▸ **TASK STATEMENT**
Images are not part of the copy; write out the rest of the data exactly as given.

## Begin THE INPUT

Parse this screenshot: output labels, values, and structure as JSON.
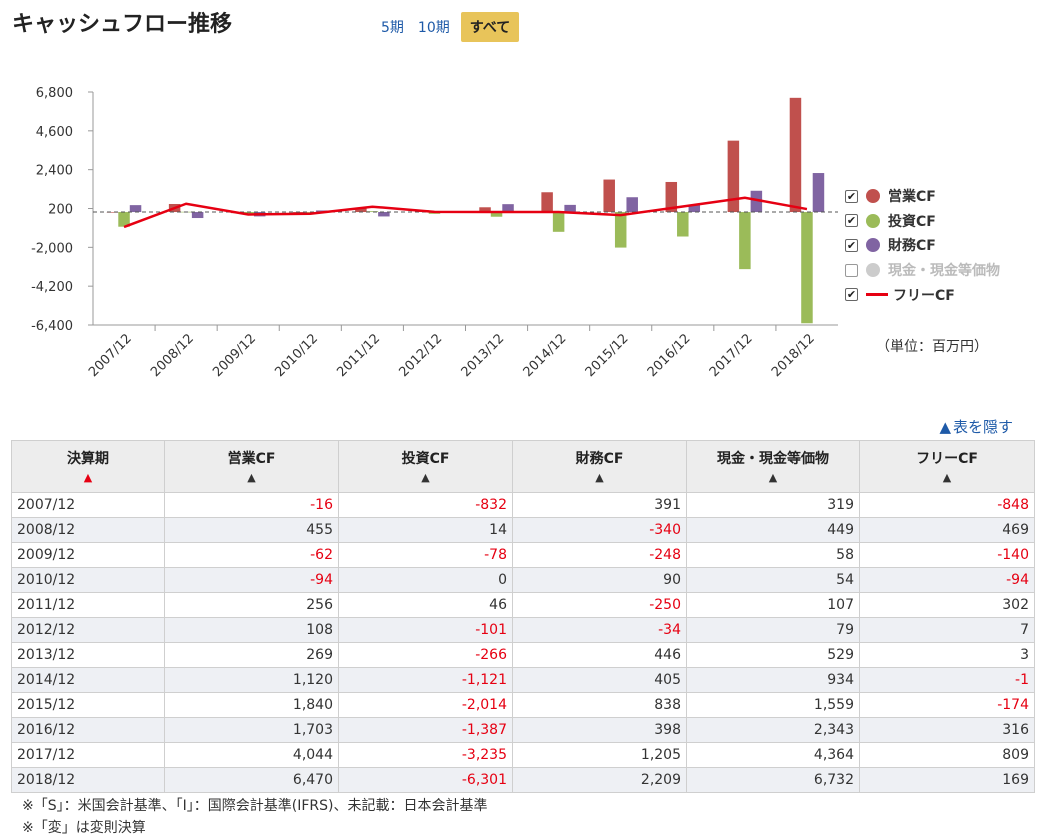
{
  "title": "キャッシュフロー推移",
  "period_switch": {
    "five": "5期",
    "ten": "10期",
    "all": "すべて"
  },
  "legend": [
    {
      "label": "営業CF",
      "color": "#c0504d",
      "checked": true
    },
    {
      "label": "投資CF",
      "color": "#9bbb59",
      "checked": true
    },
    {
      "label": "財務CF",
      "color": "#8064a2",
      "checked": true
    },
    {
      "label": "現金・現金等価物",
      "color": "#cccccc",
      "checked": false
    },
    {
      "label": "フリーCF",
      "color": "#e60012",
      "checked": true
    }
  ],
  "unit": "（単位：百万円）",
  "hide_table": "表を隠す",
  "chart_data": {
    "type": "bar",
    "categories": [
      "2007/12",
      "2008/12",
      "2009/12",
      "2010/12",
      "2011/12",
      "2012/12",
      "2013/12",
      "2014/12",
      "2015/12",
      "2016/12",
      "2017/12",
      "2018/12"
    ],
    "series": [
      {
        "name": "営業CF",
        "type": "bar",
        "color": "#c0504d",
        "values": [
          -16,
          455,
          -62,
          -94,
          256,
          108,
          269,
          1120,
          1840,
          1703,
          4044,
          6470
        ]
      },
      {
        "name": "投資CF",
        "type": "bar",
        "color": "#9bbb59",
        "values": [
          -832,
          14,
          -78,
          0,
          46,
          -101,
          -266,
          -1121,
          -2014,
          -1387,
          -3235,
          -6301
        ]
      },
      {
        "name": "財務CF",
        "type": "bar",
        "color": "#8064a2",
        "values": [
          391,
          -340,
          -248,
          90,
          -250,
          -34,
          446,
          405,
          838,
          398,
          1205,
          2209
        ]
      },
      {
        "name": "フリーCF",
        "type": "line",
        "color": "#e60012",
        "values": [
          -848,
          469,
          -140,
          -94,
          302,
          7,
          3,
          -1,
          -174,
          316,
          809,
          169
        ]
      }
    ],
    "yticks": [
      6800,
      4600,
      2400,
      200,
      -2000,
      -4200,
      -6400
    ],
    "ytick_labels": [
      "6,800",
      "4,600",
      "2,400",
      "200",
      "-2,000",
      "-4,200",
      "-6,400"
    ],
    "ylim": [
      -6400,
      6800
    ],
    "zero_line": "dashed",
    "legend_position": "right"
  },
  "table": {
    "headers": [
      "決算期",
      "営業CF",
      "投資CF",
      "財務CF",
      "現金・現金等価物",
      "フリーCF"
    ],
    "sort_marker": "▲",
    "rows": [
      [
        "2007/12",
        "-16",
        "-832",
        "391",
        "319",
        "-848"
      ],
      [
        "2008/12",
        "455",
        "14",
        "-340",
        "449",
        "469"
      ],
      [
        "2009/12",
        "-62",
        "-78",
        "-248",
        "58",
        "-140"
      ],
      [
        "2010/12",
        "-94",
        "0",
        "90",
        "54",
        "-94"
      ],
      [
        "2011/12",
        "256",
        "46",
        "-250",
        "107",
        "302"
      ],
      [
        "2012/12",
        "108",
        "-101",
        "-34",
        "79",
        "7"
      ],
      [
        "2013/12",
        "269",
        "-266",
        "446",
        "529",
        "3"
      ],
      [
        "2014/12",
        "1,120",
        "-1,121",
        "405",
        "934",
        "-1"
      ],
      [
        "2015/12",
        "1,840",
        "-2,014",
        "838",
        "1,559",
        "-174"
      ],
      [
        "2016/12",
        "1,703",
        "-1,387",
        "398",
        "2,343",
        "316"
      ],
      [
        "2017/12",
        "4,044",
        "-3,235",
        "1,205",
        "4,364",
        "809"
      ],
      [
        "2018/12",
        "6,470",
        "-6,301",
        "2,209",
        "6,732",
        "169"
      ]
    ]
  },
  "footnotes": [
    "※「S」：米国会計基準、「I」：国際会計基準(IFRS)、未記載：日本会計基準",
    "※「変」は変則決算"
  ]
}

## End THE INPUT

▸ **REPLY**
Parse this screenshot: output labels, values, and structure as JSON.
{
  "title": "キャッシュフロー推移",
  "period_switch": {
    "five": "5期",
    "ten": "10期",
    "all": "すべて"
  },
  "legend": [
    {
      "label": "営業CF",
      "color": "#c0504d",
      "checked": true
    },
    {
      "label": "投資CF",
      "color": "#9bbb59",
      "checked": true
    },
    {
      "label": "財務CF",
      "color": "#8064a2",
      "checked": true
    },
    {
      "label": "現金・現金等価物",
      "color": "#cccccc",
      "checked": false
    },
    {
      "label": "フリーCF",
      "color": "#e60012",
      "checked": true
    }
  ],
  "unit": "（単位：百万円）",
  "hide_table": "表を隠す",
  "chart_data": {
    "type": "bar",
    "categories": [
      "2007/12",
      "2008/12",
      "2009/12",
      "2010/12",
      "2011/12",
      "2012/12",
      "2013/12",
      "2014/12",
      "2015/12",
      "2016/12",
      "2017/12",
      "2018/12"
    ],
    "series": [
      {
        "name": "営業CF",
        "type": "bar",
        "color": "#c0504d",
        "values": [
          -16,
          455,
          -62,
          -94,
          256,
          108,
          269,
          1120,
          1840,
          1703,
          4044,
          6470
        ]
      },
      {
        "name": "投資CF",
        "type": "bar",
        "color": "#9bbb59",
        "values": [
          -832,
          14,
          -78,
          0,
          46,
          -101,
          -266,
          -1121,
          -2014,
          -1387,
          -3235,
          -6301
        ]
      },
      {
        "name": "財務CF",
        "type": "bar",
        "color": "#8064a2",
        "values": [
          391,
          -340,
          -248,
          90,
          -250,
          -34,
          446,
          405,
          838,
          398,
          1205,
          2209
        ]
      },
      {
        "name": "フリーCF",
        "type": "line",
        "color": "#e60012",
        "values": [
          -848,
          469,
          -140,
          -94,
          302,
          7,
          3,
          -1,
          -174,
          316,
          809,
          169
        ]
      }
    ],
    "yticks": [
      6800,
      4600,
      2400,
      200,
      -2000,
      -4200,
      -6400
    ],
    "ytick_labels": [
      "6,800",
      "4,600",
      "2,400",
      "200",
      "-2,000",
      "-4,200",
      "-6,400"
    ],
    "ylim": [
      -6400,
      6800
    ],
    "zero_line": "dashed",
    "legend_position": "right"
  },
  "table": {
    "headers": [
      "決算期",
      "営業CF",
      "投資CF",
      "財務CF",
      "現金・現金等価物",
      "フリーCF"
    ],
    "sort_marker": "▲",
    "rows": [
      [
        "2007/12",
        "-16",
        "-832",
        "391",
        "319",
        "-848"
      ],
      [
        "2008/12",
        "455",
        "14",
        "-340",
        "449",
        "469"
      ],
      [
        "2009/12",
        "-62",
        "-78",
        "-248",
        "58",
        "-140"
      ],
      [
        "2010/12",
        "-94",
        "0",
        "90",
        "54",
        "-94"
      ],
      [
        "2011/12",
        "256",
        "46",
        "-250",
        "107",
        "302"
      ],
      [
        "2012/12",
        "108",
        "-101",
        "-34",
        "79",
        "7"
      ],
      [
        "2013/12",
        "269",
        "-266",
        "446",
        "529",
        "3"
      ],
      [
        "2014/12",
        "1,120",
        "-1,121",
        "405",
        "934",
        "-1"
      ],
      [
        "2015/12",
        "1,840",
        "-2,014",
        "838",
        "1,559",
        "-174"
      ],
      [
        "2016/12",
        "1,703",
        "-1,387",
        "398",
        "2,343",
        "316"
      ],
      [
        "2017/12",
        "4,044",
        "-3,235",
        "1,205",
        "4,364",
        "809"
      ],
      [
        "2018/12",
        "6,470",
        "-6,301",
        "2,209",
        "6,732",
        "169"
      ]
    ]
  },
  "footnotes": [
    "※「S」：米国会計基準、「I」：国際会計基準(IFRS)、未記載：日本会計基準",
    "※「変」は変則決算"
  ]
}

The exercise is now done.